_Your task_: Where a line contains the word "follow", copy that line in full.

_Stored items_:

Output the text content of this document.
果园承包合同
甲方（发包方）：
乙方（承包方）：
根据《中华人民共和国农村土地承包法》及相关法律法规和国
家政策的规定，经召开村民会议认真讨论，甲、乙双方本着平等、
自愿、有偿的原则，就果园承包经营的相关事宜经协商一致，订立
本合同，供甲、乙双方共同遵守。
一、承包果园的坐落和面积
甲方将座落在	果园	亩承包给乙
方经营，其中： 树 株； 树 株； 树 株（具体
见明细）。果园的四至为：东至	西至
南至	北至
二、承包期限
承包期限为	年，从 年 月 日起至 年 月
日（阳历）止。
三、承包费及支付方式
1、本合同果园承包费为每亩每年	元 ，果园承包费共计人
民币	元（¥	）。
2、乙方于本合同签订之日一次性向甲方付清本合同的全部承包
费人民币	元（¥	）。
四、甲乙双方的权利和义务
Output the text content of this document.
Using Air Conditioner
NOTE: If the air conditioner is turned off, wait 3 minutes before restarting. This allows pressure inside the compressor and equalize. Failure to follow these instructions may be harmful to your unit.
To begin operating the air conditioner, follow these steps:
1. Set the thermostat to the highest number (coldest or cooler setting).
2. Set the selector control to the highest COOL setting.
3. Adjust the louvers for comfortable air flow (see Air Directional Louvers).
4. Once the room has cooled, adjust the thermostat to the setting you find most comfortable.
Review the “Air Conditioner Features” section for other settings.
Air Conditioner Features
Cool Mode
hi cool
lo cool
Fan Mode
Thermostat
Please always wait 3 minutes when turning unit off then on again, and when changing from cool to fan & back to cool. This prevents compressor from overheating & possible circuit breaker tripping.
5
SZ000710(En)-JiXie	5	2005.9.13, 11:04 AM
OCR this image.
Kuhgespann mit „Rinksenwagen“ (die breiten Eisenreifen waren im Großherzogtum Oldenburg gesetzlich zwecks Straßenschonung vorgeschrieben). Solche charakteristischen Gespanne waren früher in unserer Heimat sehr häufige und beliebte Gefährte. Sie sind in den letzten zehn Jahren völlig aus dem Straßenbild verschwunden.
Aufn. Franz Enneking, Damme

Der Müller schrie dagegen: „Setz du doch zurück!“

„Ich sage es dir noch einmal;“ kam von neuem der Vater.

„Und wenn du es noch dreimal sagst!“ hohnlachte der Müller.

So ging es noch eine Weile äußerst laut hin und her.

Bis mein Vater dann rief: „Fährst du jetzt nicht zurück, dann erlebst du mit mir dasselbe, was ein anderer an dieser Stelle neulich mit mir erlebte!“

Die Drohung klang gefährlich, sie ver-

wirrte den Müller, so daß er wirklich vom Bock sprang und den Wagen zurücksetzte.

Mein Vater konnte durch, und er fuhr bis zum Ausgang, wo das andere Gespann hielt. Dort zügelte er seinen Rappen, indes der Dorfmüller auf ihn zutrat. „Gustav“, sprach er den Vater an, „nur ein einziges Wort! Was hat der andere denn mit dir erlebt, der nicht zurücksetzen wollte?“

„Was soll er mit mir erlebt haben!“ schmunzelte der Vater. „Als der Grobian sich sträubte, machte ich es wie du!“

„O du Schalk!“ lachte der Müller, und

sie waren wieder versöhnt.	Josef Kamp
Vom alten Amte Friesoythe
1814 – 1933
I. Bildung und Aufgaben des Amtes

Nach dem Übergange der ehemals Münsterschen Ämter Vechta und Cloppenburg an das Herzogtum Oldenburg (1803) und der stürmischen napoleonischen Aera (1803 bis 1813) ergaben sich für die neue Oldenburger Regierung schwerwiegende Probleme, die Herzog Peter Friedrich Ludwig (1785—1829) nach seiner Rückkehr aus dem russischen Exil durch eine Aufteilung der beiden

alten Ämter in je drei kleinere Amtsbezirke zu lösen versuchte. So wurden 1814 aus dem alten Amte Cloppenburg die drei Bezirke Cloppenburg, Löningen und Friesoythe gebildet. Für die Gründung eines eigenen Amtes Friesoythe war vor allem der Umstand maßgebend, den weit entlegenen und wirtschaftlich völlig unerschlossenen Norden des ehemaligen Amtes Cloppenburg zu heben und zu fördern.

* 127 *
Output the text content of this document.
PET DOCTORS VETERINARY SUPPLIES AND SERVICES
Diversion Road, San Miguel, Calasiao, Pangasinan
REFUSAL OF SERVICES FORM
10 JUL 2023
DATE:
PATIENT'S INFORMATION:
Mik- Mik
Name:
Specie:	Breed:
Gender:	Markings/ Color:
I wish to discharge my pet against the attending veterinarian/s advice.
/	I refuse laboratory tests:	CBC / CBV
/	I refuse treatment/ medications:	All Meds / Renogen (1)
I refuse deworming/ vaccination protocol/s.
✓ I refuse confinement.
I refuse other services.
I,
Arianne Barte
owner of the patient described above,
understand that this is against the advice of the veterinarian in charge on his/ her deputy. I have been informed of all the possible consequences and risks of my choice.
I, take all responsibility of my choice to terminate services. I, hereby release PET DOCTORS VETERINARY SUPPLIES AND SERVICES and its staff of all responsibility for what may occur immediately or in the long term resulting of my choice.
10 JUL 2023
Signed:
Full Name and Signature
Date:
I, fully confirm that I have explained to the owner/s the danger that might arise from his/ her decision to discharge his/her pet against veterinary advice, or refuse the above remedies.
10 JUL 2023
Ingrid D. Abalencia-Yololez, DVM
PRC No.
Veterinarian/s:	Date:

_Reply_:
NOTE: If the air conditioner is turned off, wait 3 minutes before restarting. This allows pressure inside the compressor and equalize. Failure to follow these instructions may be harmful to your unit.
To begin operating the air conditioner, follow these steps:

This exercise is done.